TASK DETAILS: Gather every line holding the string "viene".

SUPPLIED RECORDS:

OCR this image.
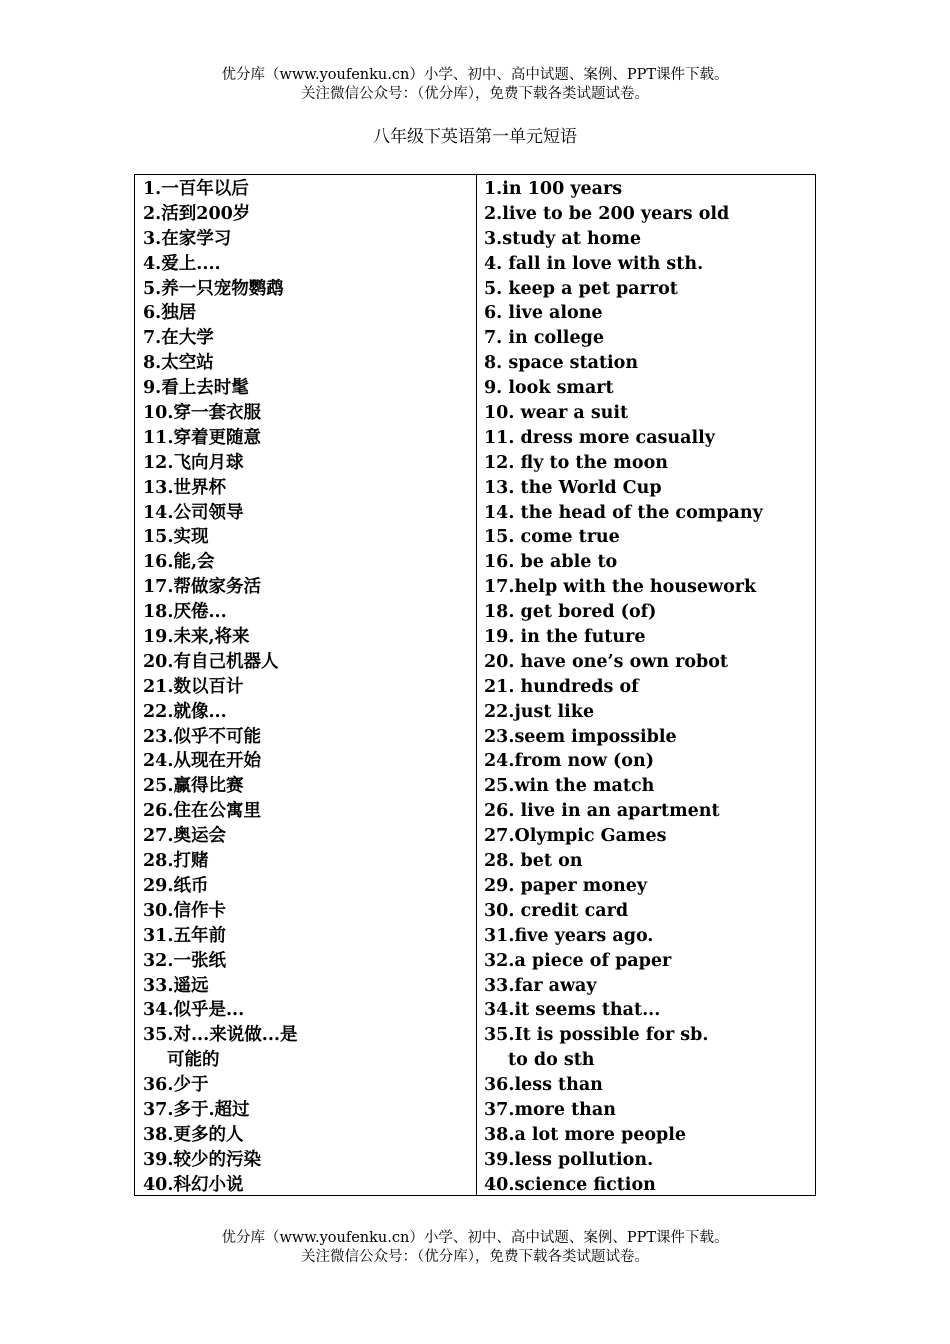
优分库（www.youfenku.cn）小学、初中、高中试题、案例、PPT课件下载。
关注微信公众号：（优分库），免费下载各类试题试卷。
八年级下英语第一单元短语
1.一百年以后
2.活到200岁
3.在家学习
4.爱上....
5.养一只宠物鹦鹉
6.独居
7.在大学
8.太空站
9.看上去时髦
10.穿一套衣服
11.穿着更随意
12.飞向月球
13.世界杯
14.公司领导
15.实现
16.能,会
17.帮做家务活
18.厌倦...
19.未来,将来
20.有自己机器人
21.数以百计
22.就像...
23.似乎不可能
24.从现在开始
25.赢得比赛
26.住在公寓里
27.奥运会
28.打赌
29.纸币
30.信作卡
31.五年前
32.一张纸
33.遥远
34.似乎是...
35.对...来说做...是
可能的
36.少于
37.多于.超过
38.更多的人
39.较少的污染
40.科幻小说
1.in 100 years
2.live to be 200 years old
3.study at home
4. fall in love with sth.
5. keep a pet parrot
6. live alone
7. in college
8. space station
9. look smart
10. wear a suit
11. dress more casually
12. fly to the moon
13. the World Cup
14. the head of the company
15. come true
16. be able to
17.help with the housework
18. get bored (of)
19. in the future
20. have one’s own robot
21. hundreds of
22.just like
23.seem impossible
24.from now (on)
25.win the match
26. live in an apartment
27.Olympic Games
28. bet on
29. paper money
30. credit card
31.five years ago.
32.a piece of paper
33.far away
34.it seems that...
35.It is possible for sb.
to do sth
36.less than
37.more than
38.a lot more people
39.less pollution.
40.science fiction
优分库（www.youfenku.cn）小学、初中、高中试题、案例、PPT课件下载。
关注微信公众号：（优分库），免费下载各类试题试卷。
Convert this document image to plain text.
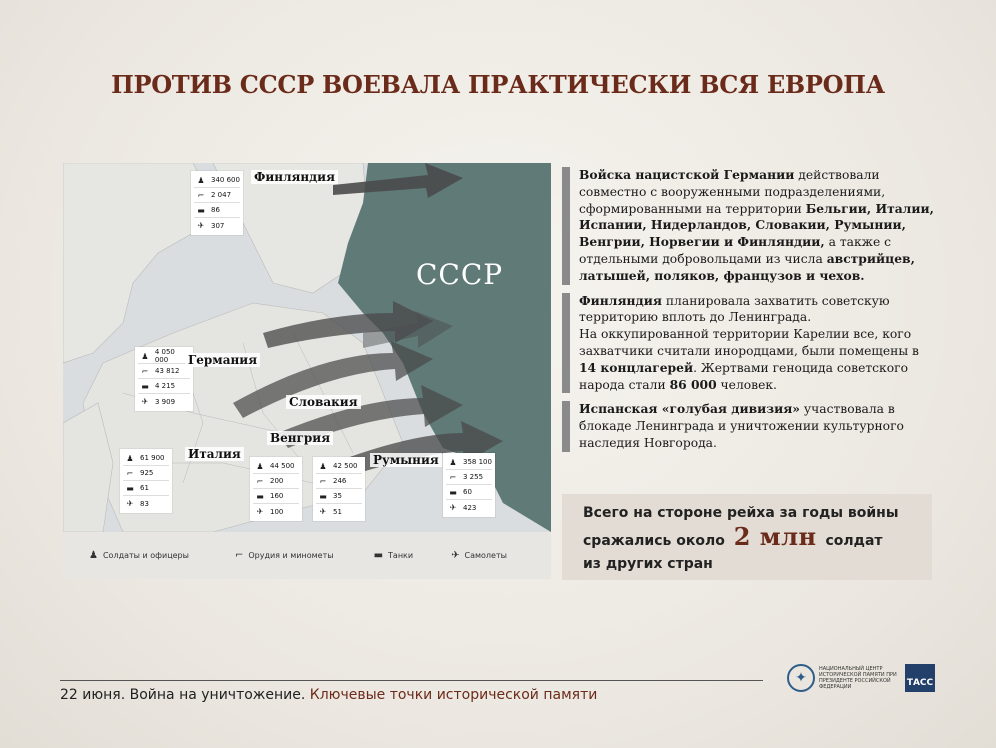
ПРОТИВ СССР ВОЕВАЛА ПРАКТИЧЕСКИ ВСЯ ЕВРОПА
СССР
♟ 340 600
⌐ 2 047
▬ 86
✈ 307
Финляндия
♟ 4 050 000
⌐ 43 812
▬ 4 215
✈ 3 909
Германия
Словакия
Венгрия
♟ 44 500
⌐ 200
▬ 160
✈ 100
♟ 42 500
⌐ 246
▬ 35
✈ 51
♟ 61 900
⌐ 925
▬ 61
✈ 83
Италия	Румыния	♟ 358 100
⌐ 3 255
▬ 60
✈ 423
♟ Солдаты и офицеры	⌐ Орудия и минометы	▬ Танки	✈ Самолеты
Войска нацистской Германии действовали совместно с вооруженными подразделениями, сформированными на территории Бельгии, Италии, Испании, Нидерландов, Словакии, Румынии, Венгрии, Норвегии и Финляндии, а также с отдельными добровольцами из числа австрийцев, латышей, поляков, французов и чехов.
Финляндия планировала захватить советскую территорию вплоть до Ленинграда.
На оккупированной территории Карелии все, кого захватчики считали инородцами, были помещены в 14 концлагерей. Жертвами геноцида советского народа стали 86 000 человек.
Испанская «голубая дивизия» участвовала в блокаде Ленинграда и уничтожении культурного наследия Новгорода.
Всего на стороне рейха за годы войны
сражались около 2 млн солдат
из других стран
22 июня. Война на уничтожение. Ключевые точки исторической памяти
✦
НАЦИОНАЛЬНЫЙ ЦЕНТР ИСТОРИЧЕСКОЙ ПАМЯТИ ПРИ ПРЕЗИДЕНТЕ РОССИЙСКОЙ ФЕДЕРАЦИИ	ТАСС
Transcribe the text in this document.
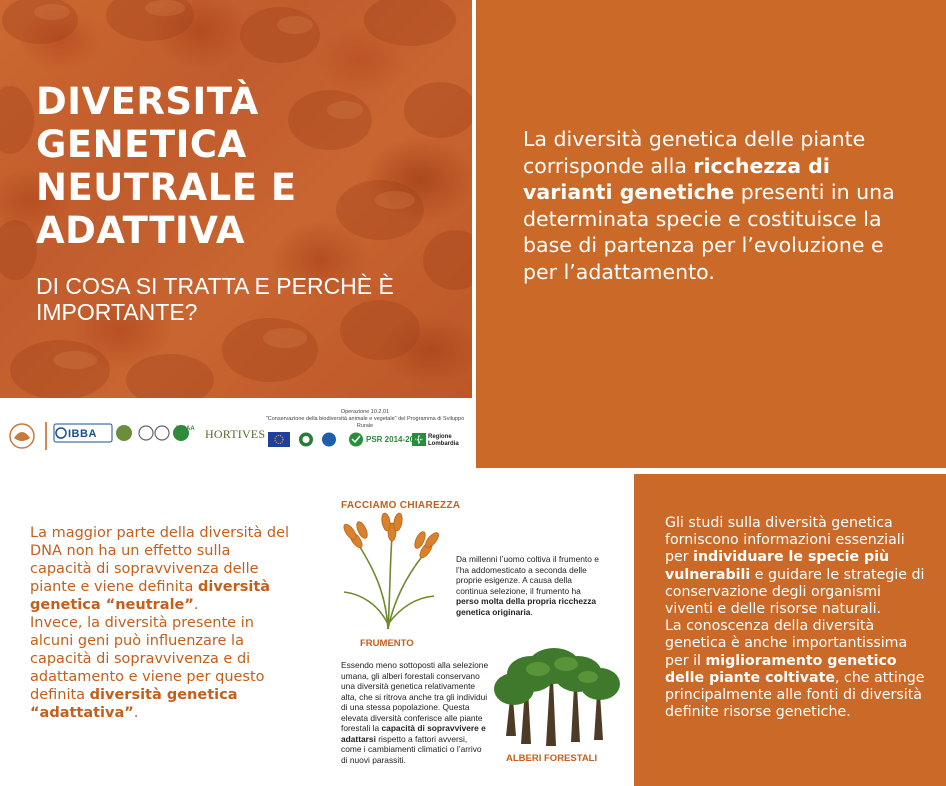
DIVERSITÀ
GENETICA
NEUTRALE E
ADATTIVA
DI COSA SI TRATTA E PERCHÈ È IMPORTANTE?
IBBA	DISAA HORTIVES	PSR 2014-2020 Regione Lombardia
Operazione 10.2.01
"Conservazione della biodiversità animale e vegetale" del Programma di Sviluppo Rurale
La diversità genetica delle piante corrisponde alla ricchezza di varianti genetiche presenti in una determinata specie e costituisce la base di partenza per l’evoluzione e per l’adattamento.
La maggior parte della diversità del DNA non ha un effetto sulla capacità di sopravvivenza delle piante e viene definita diversità genetica “neutrale”.
Invece, la diversità presente in alcuni geni può influenzare la capacità di sopravvivenza e di adattamento e viene per questo definita diversità genetica “adattativa”.
FACCIAMO CHIAREZZA
Da millenni l’uomo coltiva il frumento e l’ha addomesticato a seconda delle proprie esigenze. A causa della continua selezione, il frumento ha perso molta della propria ricchezza genetica originaria.
FRUMENTO
Essendo meno sottoposti alla selezione umana, gli alberi forestali conservano una diversità genetica relativamente alta, che si ritrova anche tra gli individui di una stessa popolazione. Questa elevata diversità conferisce alle piante forestali la capacità di sopravvivere e adattarsi rispetto a fattori avversi, come i cambiamenti climatici o l’arrivo di nuovi parassiti.	ALBERI FORESTALI
Gli studi sulla diversità genetica forniscono informazioni essenziali per individuare le specie più vulnerabili e guidare le strategie di conservazione degli organismi viventi e delle risorse naturali.
La conoscenza della diversità genetica è anche importantissima per il miglioramento genetico delle piante coltivate, che attinge principalmente alle fonti di diversità definite risorse genetiche.
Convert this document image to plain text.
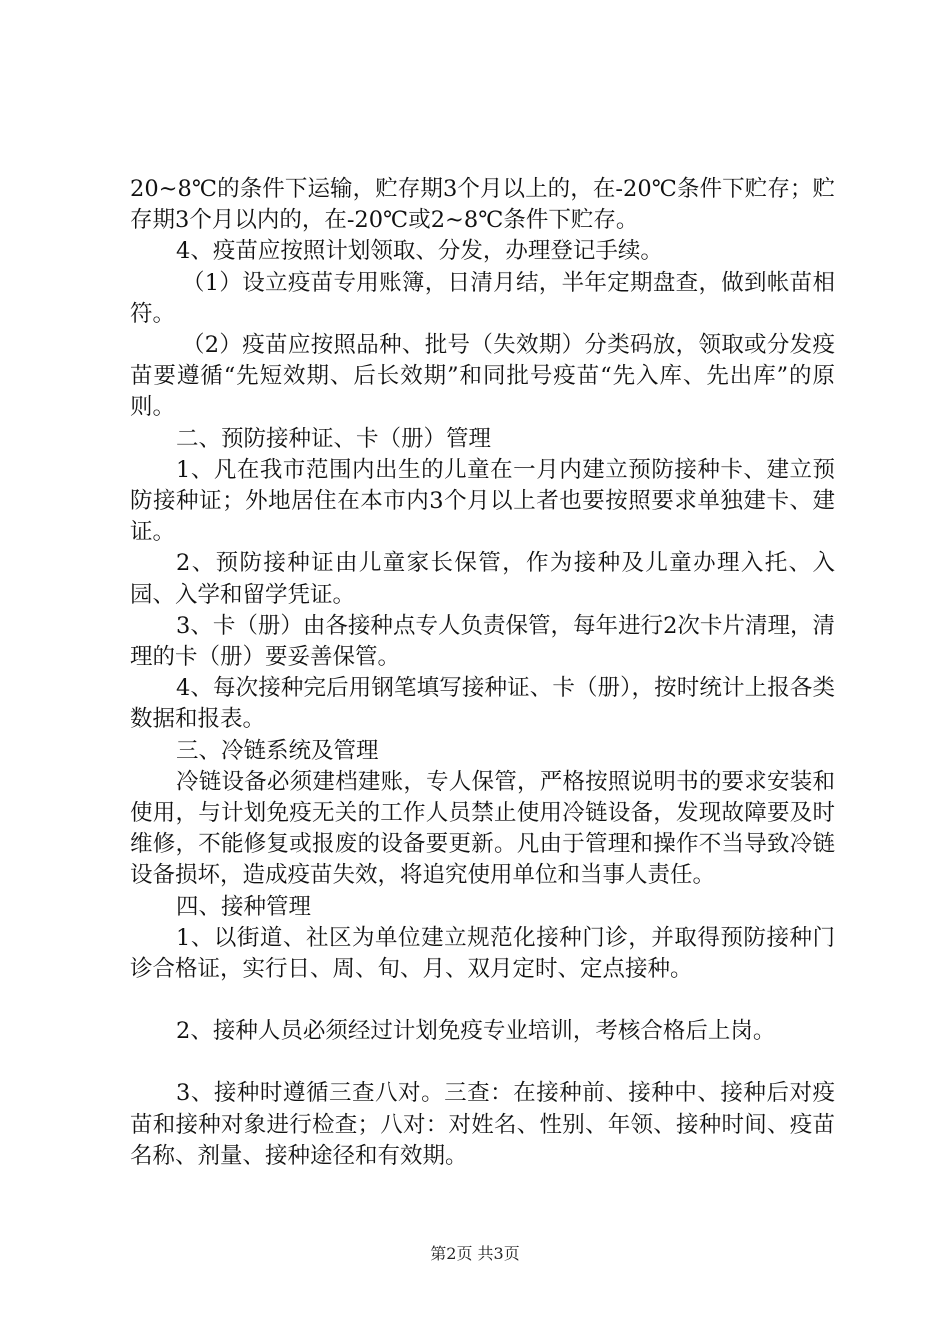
20~8℃的条件下运输，贮存期3个月以上的，在-20℃条件下贮存；贮存期3个月以内的，在-20℃或2~8℃条件下贮存。

4、疫苗应按照计划领取、分发，办理登记手续。

（1）设立疫苗专用账簿，日清月结，半年定期盘查，做到帐苗相符。

（2）疫苗应按照品种、批号（失效期）分类码放，领取或分发疫苗要遵循“先短效期、后长效期”和同批号疫苗“先入库、先出库”的原则。

二、预防接种证、卡（册）管理

1、凡在我市范围内出生的儿童在一月内建立预防接种卡、建立预防接种证；外地居住在本市内3个月以上者也要按照要求单独建卡、建证。

2、预防接种证由儿童家长保管，作为接种及儿童办理入托、入园、入学和留学凭证。

3、卡（册）由各接种点专人负责保管，每年进行2次卡片清理，清理的卡（册）要妥善保管。

4、每次接种完后用钢笔填写接种证、卡（册），按时统计上报各类数据和报表。

三、冷链系统及管理

冷链设备必须建档建账，专人保管，严格按照说明书的要求安装和使用，与计划免疫无关的工作人员禁止使用冷链设备，发现故障要及时维修，不能修复或报废的设备要更新。凡由于管理和操作不当导致冷链设备损坏，造成疫苗失效，将追究使用单位和当事人责任。

四、接种管理

1、以街道、社区为单位建立规范化接种门诊，并取得预防接种门诊合格证，实行日、周、旬、月、双月定时、定点接种。

2、接种人员必须经过计划免疫专业培训，考核合格后上岗。

3、接种时遵循三查八对。三查：在接种前、接种中、接种后对疫苗和接种对象进行检查；八对：对姓名、性别、年领、接种时间、疫苗名称、剂量、接种途径和有效期。

第2页 共3页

RESPONSE TO THIS EXERCISE:
La maggior parte della diversità del DNA non ha un effetto sulla capacità di sopravvivenza delle piante e viene definita diversità genetica “neutrale”.
Invece, la diversità presente in alcuni geni può influenzare la capacità di sopravvivenza e di adattamento e viene per questo definita diversità genetica “adattativa”.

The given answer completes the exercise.